## Required work
Copy each line of the entries beneath that contains the word "introduction".

begin Records

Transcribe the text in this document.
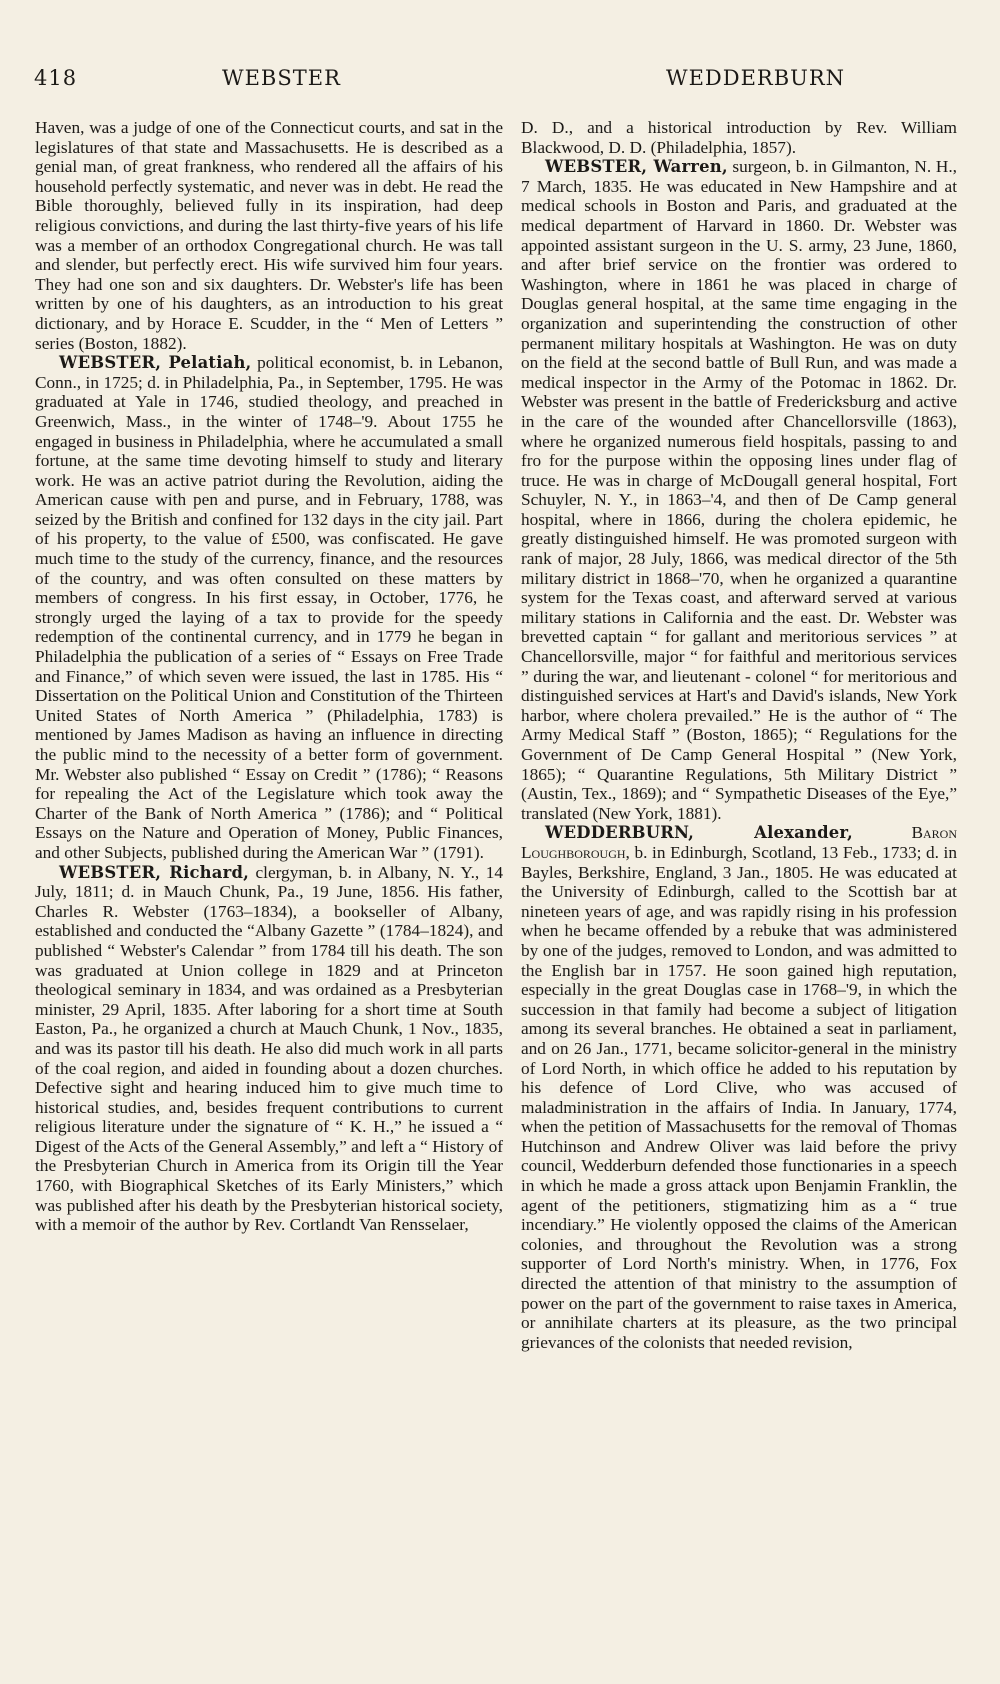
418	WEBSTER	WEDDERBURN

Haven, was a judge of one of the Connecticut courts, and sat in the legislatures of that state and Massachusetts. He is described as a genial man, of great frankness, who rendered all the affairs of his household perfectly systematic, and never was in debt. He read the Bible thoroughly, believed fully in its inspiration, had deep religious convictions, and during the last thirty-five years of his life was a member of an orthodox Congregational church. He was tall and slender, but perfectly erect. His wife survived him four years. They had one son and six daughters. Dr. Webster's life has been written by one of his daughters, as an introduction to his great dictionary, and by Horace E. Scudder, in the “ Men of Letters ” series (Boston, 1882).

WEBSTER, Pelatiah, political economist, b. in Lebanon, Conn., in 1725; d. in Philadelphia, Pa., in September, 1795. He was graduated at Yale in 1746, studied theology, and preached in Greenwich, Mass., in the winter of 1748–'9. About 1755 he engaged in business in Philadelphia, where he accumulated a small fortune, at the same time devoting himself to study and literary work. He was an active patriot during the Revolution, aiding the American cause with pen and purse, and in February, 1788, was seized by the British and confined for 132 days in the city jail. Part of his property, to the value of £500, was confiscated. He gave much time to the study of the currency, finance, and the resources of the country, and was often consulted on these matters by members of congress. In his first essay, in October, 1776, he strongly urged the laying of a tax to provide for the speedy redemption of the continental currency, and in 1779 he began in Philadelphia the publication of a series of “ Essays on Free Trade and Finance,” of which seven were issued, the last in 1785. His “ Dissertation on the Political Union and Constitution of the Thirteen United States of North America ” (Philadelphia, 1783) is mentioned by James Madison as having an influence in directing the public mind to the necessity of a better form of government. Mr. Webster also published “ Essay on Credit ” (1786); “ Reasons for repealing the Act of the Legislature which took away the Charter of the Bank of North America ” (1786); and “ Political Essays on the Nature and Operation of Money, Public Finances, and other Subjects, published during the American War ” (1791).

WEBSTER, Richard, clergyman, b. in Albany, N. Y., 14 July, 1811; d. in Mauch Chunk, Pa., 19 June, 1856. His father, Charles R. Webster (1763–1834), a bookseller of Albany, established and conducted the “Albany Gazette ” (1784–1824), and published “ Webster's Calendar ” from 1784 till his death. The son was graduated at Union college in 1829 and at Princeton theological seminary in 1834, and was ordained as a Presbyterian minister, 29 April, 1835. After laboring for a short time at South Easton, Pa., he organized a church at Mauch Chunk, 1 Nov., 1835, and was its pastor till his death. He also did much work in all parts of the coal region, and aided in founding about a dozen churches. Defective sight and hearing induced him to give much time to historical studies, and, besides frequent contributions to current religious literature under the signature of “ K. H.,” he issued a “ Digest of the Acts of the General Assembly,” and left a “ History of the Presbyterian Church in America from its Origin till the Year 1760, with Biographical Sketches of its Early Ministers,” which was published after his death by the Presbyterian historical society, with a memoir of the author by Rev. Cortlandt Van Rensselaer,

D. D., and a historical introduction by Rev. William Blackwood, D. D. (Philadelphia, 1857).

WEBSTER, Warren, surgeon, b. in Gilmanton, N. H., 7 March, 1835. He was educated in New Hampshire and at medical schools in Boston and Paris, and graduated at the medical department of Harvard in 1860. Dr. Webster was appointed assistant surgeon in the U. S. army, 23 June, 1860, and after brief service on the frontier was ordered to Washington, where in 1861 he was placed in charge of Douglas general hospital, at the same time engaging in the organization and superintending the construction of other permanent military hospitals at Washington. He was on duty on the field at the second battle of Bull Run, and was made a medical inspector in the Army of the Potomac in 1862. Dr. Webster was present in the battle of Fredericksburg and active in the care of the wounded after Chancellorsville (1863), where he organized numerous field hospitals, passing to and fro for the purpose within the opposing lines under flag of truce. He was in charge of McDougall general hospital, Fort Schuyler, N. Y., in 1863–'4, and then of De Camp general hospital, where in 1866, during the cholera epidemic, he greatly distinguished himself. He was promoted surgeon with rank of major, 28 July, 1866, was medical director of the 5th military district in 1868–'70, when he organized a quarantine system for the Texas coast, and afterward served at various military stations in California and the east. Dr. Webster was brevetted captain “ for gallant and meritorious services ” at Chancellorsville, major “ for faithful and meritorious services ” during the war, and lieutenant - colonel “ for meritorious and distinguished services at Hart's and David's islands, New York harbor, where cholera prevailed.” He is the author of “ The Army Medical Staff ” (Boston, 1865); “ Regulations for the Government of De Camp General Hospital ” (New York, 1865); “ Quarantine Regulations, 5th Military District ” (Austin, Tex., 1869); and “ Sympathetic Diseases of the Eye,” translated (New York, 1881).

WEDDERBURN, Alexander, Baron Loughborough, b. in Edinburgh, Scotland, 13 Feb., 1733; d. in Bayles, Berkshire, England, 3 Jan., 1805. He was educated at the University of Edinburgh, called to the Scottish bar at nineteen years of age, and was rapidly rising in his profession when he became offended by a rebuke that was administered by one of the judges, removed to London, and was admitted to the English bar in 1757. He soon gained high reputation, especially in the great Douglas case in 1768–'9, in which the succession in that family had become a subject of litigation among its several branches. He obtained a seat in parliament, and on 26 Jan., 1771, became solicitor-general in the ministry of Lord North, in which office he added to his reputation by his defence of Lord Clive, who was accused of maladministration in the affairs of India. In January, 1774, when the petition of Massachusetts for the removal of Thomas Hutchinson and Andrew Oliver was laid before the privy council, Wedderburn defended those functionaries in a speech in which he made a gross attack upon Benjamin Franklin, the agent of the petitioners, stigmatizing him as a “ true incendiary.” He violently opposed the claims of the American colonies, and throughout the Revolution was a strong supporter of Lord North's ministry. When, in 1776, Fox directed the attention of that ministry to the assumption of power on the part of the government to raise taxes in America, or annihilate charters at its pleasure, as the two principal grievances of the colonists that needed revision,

end Records
begin Records

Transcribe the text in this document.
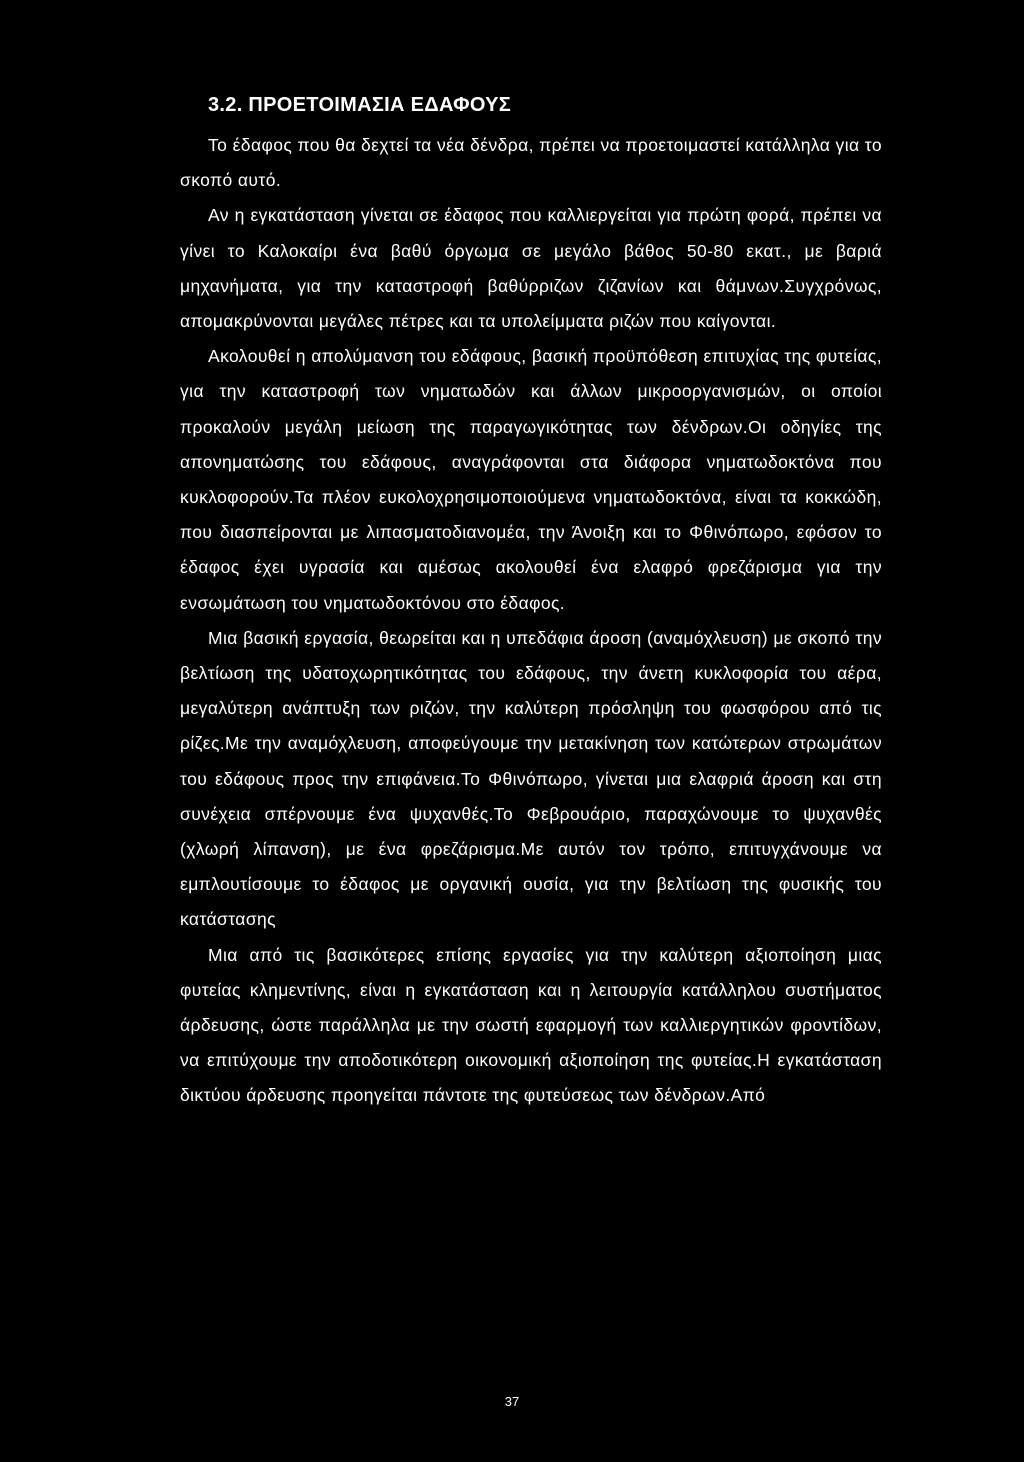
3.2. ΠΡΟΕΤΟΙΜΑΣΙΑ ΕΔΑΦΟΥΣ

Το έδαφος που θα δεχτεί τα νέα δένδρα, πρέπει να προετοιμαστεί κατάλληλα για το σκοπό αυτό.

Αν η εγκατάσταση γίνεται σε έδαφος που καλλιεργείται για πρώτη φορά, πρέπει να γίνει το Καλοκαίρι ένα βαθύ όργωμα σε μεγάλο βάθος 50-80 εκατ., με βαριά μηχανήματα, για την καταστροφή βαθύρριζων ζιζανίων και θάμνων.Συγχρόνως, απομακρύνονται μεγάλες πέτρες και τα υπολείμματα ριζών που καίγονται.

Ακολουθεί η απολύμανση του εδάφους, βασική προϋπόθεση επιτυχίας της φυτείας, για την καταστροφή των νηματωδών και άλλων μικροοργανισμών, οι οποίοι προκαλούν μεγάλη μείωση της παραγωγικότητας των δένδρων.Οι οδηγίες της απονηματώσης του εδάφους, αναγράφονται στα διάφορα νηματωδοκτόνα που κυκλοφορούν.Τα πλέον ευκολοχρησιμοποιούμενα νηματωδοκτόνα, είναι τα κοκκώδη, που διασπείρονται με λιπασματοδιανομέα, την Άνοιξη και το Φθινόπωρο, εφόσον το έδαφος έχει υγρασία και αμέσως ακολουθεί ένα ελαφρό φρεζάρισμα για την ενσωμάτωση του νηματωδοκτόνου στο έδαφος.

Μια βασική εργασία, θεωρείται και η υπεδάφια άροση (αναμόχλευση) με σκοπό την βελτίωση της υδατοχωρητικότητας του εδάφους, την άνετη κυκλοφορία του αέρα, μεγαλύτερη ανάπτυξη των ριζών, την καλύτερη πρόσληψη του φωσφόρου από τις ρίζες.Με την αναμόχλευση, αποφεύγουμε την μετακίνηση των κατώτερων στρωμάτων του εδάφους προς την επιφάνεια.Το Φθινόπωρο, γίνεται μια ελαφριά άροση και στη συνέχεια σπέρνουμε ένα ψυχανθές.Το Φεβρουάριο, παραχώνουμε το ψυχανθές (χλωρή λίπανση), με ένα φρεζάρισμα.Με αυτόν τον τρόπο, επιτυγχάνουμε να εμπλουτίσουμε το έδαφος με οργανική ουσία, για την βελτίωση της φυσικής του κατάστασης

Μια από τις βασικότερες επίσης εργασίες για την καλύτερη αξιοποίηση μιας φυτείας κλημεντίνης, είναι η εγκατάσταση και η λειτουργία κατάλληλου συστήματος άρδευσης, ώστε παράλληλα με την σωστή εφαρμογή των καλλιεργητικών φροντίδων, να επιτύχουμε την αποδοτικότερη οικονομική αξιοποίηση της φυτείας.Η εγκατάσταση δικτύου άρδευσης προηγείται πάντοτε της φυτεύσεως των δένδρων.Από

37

end Records

## Written answer
Haven, was a judge of one of the Connecticut courts, and sat in the legislatures of that state and Massachusetts. He is described as a genial man, of great frankness, who rendered all the affairs of his household perfectly systematic, and never was in debt. He read the Bible thoroughly, believed fully in its inspiration, had deep religious convictions, and during the last thirty-five years of his life was a member of an orthodox Congregational church. He was tall and slender, but perfectly erect. His wife survived him four years. They had one son and six daughters. Dr. Webster's life has been written by one of his daughters, as an introduction to his great dictionary, and by Horace E. Scudder, in the “ Men of Letters ” series (Boston, 1882).
D. D., and a historical introduction by Rev. William Blackwood, D. D. (Philadelphia, 1857).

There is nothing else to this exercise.